— START OF DATASET EXCERPTS —
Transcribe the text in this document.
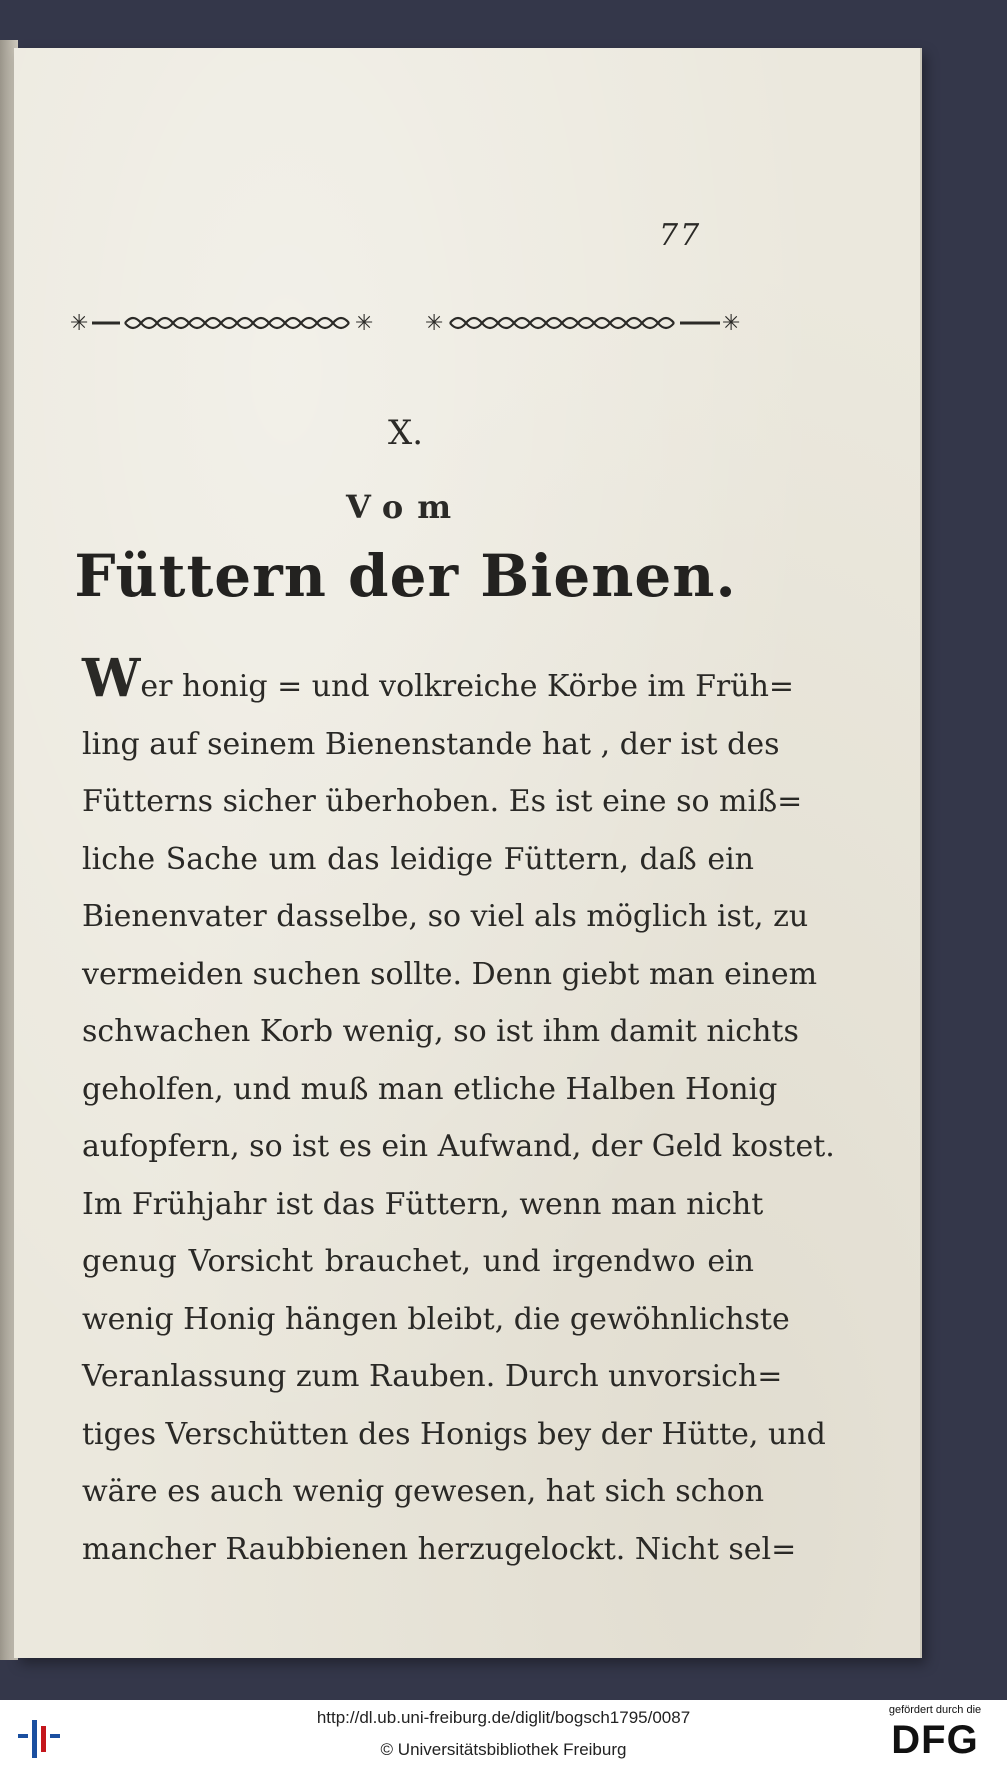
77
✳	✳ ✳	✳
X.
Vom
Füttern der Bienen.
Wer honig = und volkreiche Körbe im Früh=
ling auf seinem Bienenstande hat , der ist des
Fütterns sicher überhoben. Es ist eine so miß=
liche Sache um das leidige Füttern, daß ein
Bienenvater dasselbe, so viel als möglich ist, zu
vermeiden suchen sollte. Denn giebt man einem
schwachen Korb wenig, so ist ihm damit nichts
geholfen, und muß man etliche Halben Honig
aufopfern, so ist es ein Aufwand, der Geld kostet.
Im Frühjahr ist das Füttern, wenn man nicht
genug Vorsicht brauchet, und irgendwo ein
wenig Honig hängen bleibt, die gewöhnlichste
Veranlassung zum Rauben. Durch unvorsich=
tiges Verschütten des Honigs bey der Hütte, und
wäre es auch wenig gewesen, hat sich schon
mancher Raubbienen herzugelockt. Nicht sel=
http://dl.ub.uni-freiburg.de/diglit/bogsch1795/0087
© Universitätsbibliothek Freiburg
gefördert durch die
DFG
— END OF DATASET EXCERPTS —
#### WHAT IS BEING ASKED
Every record must be copied exactly, with images dropped from the result.

#### ANSWER TO THIS PROBLEM
Transcribe the text in this document.
77
✳	✳ ✳	✳
X.
Vom
Füttern der Bienen.
Wer honig = und volkreiche Körbe im Früh=
ling auf seinem Bienenstande hat , der ist des
Fütterns sicher überhoben. Es ist eine so miß=
liche Sache um das leidige Füttern, daß ein
Bienenvater dasselbe, so viel als möglich ist, zu
vermeiden suchen sollte. Denn giebt man einem
schwachen Korb wenig, so ist ihm damit nichts
geholfen, und muß man etliche Halben Honig
aufopfern, so ist es ein Aufwand, der Geld kostet.
Im Frühjahr ist das Füttern, wenn man nicht
genug Vorsicht brauchet, und irgendwo ein
wenig Honig hängen bleibt, die gewöhnlichste
Veranlassung zum Rauben. Durch unvorsich=
tiges Verschütten des Honigs bey der Hütte, und
wäre es auch wenig gewesen, hat sich schon
mancher Raubbienen herzugelockt. Nicht sel=
http://dl.ub.uni-freiburg.de/diglit/bogsch1795/0087
© Universitätsbibliothek Freiburg
gefördert durch die
DFG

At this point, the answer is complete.